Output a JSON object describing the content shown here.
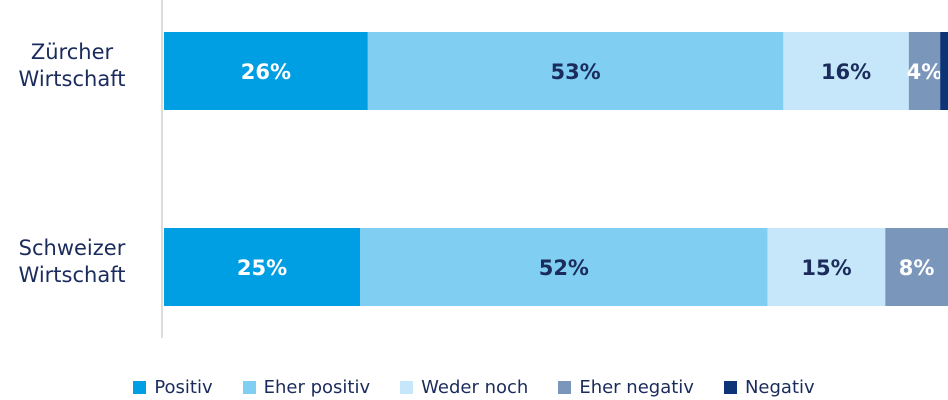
{
  "chart_data": {
    "type": "bar",
    "orientation": "horizontal",
    "stacked": true,
    "categories": [
      [
        "Zürcher",
        "Wirtschaft"
      ],
      [
        "Schweizer",
        "Wirtschaft"
      ]
    ],
    "series": [
      {
        "name": "Positiv",
        "color": "#009fe3",
        "values": [
          26,
          25
        ],
        "labels": [
          "26%",
          "25%"
        ],
        "label_color": "#ffffff"
      },
      {
        "name": "Eher positiv",
        "color": "#80cff3",
        "values": [
          53,
          52
        ],
        "labels": [
          "53%",
          "52%"
        ],
        "label_color": "#1a2b5c"
      },
      {
        "name": "Weder noch",
        "color": "#c6e7f9",
        "values": [
          16,
          15
        ],
        "labels": [
          "16%",
          "15%"
        ],
        "label_color": "#1a2b5c"
      },
      {
        "name": "Eher negativ",
        "color": "#7b96bb",
        "values": [
          4,
          8
        ],
        "labels": [
          "4%",
          "8%"
        ],
        "label_color": "#ffffff"
      },
      {
        "name": "Negativ",
        "color": "#0c3477",
        "values": [
          1,
          0
        ],
        "labels": [
          "",
          ""
        ],
        "label_color": "#ffffff"
      }
    ],
    "xlim": [
      0,
      100
    ],
    "grid": false,
    "legend_position": "bottom"
  }
}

# # # # # # #

- _The problem_: From the records given above, reproduce all text exactly and exclude each picture.

- _Response to this task_:
Output a JSON object describing the content shown here.
{
  "chart_data": {
    "type": "bar",
    "orientation": "horizontal",
    "stacked": true,
    "categories": [
      [
        "Zürcher",
        "Wirtschaft"
      ],
      [
        "Schweizer",
        "Wirtschaft"
      ]
    ],
    "series": [
      {
        "name": "Positiv",
        "color": "#009fe3",
        "values": [
          26,
          25
        ],
        "labels": [
          "26%",
          "25%"
        ],
        "label_color": "#ffffff"
      },
      {
        "name": "Eher positiv",
        "color": "#80cff3",
        "values": [
          53,
          52
        ],
        "labels": [
          "53%",
          "52%"
        ],
        "label_color": "#1a2b5c"
      },
      {
        "name": "Weder noch",
        "color": "#c6e7f9",
        "values": [
          16,
          15
        ],
        "labels": [
          "16%",
          "15%"
        ],
        "label_color": "#1a2b5c"
      },
      {
        "name": "Eher negativ",
        "color": "#7b96bb",
        "values": [
          4,
          8
        ],
        "labels": [
          "4%",
          "8%"
        ],
        "label_color": "#ffffff"
      },
      {
        "name": "Negativ",
        "color": "#0c3477",
        "values": [
          1,
          0
        ],
        "labels": [
          "",
          ""
        ],
        "label_color": "#ffffff"
      }
    ],
    "xlim": [
      0,
      100
    ],
    "grid": false,
    "legend_position": "bottom"
  }
}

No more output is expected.